> **Excerpted text**:
__________________________________________________

#33973: Performance regression when moving from 3.1 to 3.2
-------------------------------------+-------------------------------------
     Reporter:  Marc Parizeau        |                    Owner:  nobody
         Type:  Uncategorized        |                   Status:  new
    Component:  Uncategorized        |                  Version:  3.2
     Severity:  Normal               |               Resolution:
     Keywords:  performance          |             Triage Stage:
  regression                         |  Unreviewed
    Has patch:  0                    |      Needs documentation:  0
  Needs tests:  0                    |  Patch needs improvement:  0
Easy pickings:  0                    |                    UI/UX:  0
-------------------------------------+-------------------------------------

Comment (by Marc Parizeau):

 After more digging, it appears that the two worst culprits in my query are
 the 1st and 3rd `Exists`. The 1st is about 10x slower on 3.2.15 than on
 3.1.14. The 3rd is about 6x slower on 3.2.15 than on 3.1.14. The execution
 times for the 2nd and 4th `Exists` are about the same for 3.2 and 3.1.

 If I use only the 1st `Exists` in my query, by commenting out the 3
 others, and by adding a False for the `Greatest` requirement of min 2
 args, I obtain de following explanations (I also removed the `order_by`
 and `select_related` clauses to simplify the query as much as possible):

 On Django 3.1.14:

 {{{
 time 0.03233041700000072
 Sort  (cost=25581.33..25581.33 rows=1 width=1207)
   Sort Key: content_course.uid, content_version.start DESC
   ->  Nested Loop Left Join  (cost=0.14..25581.32 rows=1 width=1207)
         Join Filter: (content_content.version_id = content_version.id)
         ->  Nested Loop Left Join  (cost=0.14..13437.94 rows=1 width=1202)
               Join Filter: (content_content.course_id = content_course.id)
               ->  Nested Loop  (cost=0.14..13436.58 rows=1 width=1124)

__________________________________________________

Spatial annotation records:
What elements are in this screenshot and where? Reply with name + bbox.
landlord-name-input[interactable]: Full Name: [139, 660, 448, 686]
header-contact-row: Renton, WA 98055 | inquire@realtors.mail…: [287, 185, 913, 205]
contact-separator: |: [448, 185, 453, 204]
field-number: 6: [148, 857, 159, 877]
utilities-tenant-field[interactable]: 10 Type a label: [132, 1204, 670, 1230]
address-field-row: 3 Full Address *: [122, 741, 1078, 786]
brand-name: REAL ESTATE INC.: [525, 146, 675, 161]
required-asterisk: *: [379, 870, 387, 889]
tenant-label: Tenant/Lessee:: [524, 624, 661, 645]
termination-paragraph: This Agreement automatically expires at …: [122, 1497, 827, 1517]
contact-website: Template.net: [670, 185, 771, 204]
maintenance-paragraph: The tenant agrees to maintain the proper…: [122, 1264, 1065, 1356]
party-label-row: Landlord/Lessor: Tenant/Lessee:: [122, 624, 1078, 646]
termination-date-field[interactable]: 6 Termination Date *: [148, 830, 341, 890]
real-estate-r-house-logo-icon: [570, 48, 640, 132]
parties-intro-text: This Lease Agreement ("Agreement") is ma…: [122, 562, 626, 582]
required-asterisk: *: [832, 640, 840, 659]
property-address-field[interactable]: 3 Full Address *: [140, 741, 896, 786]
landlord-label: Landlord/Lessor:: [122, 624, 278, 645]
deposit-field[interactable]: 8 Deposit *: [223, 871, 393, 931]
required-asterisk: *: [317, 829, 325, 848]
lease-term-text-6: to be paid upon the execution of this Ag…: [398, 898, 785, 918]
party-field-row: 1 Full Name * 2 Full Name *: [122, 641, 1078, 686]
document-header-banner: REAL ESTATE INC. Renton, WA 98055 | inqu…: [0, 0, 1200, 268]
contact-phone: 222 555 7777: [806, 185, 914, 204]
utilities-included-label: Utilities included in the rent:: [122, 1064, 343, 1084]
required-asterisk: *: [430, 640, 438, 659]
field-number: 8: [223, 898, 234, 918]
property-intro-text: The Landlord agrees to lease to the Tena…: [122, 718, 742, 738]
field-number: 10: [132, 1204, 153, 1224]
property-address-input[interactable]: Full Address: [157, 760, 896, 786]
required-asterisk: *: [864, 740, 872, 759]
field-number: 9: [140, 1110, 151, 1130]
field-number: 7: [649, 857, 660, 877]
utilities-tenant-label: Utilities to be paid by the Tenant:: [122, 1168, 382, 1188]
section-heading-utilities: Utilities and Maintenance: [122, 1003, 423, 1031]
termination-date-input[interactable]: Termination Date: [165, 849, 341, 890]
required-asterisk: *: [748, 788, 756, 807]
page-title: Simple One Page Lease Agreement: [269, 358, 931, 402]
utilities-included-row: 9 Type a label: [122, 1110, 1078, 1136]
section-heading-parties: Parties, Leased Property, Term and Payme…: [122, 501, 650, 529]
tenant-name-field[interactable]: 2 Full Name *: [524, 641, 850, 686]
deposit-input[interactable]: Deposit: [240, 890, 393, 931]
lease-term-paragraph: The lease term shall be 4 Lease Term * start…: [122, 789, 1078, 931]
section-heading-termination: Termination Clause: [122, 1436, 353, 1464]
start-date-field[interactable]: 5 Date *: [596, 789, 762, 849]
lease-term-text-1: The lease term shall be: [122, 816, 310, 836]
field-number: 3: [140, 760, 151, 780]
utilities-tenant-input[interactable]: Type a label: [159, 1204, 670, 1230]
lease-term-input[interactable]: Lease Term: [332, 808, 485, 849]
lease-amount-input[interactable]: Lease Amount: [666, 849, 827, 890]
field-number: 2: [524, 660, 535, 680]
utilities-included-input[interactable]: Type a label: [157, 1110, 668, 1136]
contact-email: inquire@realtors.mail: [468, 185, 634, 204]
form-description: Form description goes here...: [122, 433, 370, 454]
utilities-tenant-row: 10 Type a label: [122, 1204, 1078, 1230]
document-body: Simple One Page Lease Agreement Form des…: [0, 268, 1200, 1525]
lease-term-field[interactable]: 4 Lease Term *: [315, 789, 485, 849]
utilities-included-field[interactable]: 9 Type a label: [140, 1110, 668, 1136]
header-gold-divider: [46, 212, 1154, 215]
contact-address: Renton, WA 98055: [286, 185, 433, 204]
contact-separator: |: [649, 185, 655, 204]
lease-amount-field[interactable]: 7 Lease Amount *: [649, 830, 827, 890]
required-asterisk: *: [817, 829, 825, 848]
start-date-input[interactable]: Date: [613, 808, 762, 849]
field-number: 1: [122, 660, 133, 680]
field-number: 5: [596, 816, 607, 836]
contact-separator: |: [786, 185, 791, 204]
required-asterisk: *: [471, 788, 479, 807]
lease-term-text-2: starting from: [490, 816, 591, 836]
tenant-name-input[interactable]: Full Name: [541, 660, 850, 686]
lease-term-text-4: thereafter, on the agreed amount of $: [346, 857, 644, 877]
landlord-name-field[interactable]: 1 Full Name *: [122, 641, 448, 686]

__________________________________________________

> **Challenge**: Pick up the Django 3.2 performance regression ticket above at its last line and continue writing it.

> **Result of this exercise**:
                     ->  Seq Scan on content_teacher  (cost=0.00..7.65
 rows=1 width=8)
                           Filter: (user_id = 59)
                     ->  Index Scan using content_semester_pkey on
 content_content  (cost=0.14..12150.00 rows=1 width=1124)
                           Index Cond: (id = content_teacher.content_id)
                           Filter: ((id <> 58) AND GREATEST((hashed SubPlan
 8), false))
                           SubPlan 8
                             ->  Seq Scan on forum_thread v0_1
 (cost=12114.13..13913.92 rows=14672 width=8)
                                   Filter: (NOT (hashed SubPlan 7))
                                   SubPlan 7
                                     ->  Bitmap Heap Scan on
 forum_threadentry u1_1  (cost=75.76..12097.65 rows=6592 width=8)
                                           Recheck Cond: (user_id = 59)
                                           Filter: (thread_id IS NOT NULL)
                                           ->  Bitmap Index Scan on
 forum_threadentry_user_id_585e5649  (cost=0.00..74.11 rows=6625 width=0)
                                                 Index Cond: (user_id = 59)
               ->  Seq Scan on content_course  (cost=0.00..1.16 rows=16
 width=86)
         ->  Seq Scan on content_version  (cost=0.00..1.24 rows=24
 width=12)
         SubPlan 2
           ->  Bitmap Heap Scan on forum_thread v0
 (cost=12139.37..13583.67 rows=587 width=0)
                 Recheck Cond: (content_id = content_content.id)
                 Filter: (NOT (hashed SubPlan 1))
                 ->  Bitmap Index Scan on
 forum_question_semester_id_e4f29334  (cost=0.00..25.09 rows=1174 width=0)
                       Index Cond: (content_id = content_content.id)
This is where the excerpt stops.